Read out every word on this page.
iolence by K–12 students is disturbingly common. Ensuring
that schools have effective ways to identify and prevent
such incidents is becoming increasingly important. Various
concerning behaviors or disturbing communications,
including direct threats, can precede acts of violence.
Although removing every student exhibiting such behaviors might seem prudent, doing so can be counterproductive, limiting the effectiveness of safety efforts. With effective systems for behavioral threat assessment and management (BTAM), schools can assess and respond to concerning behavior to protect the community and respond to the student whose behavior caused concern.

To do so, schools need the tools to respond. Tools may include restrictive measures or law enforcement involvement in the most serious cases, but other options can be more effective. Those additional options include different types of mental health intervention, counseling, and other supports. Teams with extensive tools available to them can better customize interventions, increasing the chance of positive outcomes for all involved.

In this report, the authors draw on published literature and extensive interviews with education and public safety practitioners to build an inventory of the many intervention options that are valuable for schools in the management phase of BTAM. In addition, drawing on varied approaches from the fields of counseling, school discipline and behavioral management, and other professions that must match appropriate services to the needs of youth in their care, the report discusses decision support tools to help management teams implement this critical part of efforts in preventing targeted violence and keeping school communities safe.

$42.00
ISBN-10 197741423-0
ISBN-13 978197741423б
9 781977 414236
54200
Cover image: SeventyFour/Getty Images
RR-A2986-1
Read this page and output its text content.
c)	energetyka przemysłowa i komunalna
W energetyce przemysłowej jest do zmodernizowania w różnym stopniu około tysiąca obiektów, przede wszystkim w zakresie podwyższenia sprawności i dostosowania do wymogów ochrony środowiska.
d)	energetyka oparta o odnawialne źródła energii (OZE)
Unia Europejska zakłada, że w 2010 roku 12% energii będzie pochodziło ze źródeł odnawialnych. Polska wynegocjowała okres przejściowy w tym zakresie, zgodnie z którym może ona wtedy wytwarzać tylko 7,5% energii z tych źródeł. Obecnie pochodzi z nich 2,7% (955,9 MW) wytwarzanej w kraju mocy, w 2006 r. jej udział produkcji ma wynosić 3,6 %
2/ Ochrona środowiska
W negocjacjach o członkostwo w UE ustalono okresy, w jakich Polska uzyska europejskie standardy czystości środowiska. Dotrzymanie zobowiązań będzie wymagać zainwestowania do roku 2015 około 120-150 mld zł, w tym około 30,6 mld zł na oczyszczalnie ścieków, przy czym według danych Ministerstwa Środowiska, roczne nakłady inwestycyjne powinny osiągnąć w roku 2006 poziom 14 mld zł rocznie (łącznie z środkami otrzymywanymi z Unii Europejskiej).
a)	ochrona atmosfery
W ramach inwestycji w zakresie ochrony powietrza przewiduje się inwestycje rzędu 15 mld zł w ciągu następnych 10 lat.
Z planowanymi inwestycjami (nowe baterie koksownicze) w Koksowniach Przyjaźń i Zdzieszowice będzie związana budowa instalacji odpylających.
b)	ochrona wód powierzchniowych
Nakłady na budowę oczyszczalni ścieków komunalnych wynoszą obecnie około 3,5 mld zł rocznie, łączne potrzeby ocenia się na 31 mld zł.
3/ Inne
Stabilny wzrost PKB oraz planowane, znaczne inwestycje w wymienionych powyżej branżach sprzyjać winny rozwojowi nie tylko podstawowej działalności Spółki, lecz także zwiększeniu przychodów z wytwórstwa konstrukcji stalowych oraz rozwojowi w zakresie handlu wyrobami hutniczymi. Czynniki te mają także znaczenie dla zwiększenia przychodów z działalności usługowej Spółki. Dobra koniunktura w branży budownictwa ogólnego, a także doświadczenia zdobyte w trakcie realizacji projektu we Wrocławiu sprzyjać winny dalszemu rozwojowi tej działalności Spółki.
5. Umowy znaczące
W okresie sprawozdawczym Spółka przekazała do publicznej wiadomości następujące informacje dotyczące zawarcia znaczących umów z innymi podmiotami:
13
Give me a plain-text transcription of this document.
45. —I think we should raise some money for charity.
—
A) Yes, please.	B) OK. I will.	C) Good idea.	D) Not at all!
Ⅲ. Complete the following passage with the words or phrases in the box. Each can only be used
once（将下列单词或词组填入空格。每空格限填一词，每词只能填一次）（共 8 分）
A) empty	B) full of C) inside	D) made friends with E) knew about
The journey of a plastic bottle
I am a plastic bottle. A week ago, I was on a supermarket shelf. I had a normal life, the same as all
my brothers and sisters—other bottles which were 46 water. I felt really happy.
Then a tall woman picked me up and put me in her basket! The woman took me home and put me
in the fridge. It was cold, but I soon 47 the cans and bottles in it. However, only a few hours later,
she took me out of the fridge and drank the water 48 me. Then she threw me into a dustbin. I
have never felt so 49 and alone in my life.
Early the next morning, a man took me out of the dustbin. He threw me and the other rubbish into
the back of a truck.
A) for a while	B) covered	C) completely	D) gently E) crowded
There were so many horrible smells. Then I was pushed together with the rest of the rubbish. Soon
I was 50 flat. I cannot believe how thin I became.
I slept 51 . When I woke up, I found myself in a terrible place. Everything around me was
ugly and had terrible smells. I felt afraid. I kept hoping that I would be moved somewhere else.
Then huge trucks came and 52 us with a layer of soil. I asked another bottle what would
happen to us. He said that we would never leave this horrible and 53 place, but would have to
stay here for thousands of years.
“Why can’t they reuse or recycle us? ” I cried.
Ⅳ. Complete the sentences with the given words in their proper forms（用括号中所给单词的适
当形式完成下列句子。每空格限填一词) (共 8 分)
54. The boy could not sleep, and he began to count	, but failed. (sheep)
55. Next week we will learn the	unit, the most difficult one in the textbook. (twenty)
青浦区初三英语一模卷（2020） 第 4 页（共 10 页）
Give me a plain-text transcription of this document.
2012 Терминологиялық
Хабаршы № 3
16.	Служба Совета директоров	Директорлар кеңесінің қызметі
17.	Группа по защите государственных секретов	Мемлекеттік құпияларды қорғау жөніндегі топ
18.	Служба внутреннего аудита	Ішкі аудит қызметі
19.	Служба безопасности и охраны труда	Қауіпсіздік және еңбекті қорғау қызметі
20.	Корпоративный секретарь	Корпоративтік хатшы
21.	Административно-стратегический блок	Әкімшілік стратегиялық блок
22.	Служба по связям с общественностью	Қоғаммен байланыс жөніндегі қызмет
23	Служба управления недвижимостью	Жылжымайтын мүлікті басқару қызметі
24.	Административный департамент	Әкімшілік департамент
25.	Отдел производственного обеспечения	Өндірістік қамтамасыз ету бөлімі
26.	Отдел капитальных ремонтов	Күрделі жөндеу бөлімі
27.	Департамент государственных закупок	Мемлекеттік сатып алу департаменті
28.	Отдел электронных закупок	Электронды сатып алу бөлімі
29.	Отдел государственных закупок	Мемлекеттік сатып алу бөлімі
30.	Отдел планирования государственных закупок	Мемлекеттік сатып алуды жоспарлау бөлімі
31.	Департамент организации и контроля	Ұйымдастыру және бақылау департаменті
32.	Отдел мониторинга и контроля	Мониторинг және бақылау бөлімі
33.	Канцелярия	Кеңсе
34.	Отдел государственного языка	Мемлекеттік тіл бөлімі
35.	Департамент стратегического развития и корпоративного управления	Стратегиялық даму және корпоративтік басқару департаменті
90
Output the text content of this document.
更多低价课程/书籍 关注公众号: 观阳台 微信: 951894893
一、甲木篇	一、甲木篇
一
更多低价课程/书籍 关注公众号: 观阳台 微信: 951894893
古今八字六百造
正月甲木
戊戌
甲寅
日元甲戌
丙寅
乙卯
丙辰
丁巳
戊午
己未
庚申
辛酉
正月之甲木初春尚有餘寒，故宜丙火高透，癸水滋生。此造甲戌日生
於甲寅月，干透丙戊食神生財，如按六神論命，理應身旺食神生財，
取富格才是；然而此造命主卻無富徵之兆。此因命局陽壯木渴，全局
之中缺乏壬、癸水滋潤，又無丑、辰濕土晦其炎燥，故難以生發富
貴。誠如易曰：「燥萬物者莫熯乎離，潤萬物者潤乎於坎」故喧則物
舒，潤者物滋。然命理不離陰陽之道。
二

+===+

Find how many lines in the records contain the string "қызметі", then give the number alone.

» Written answer: 4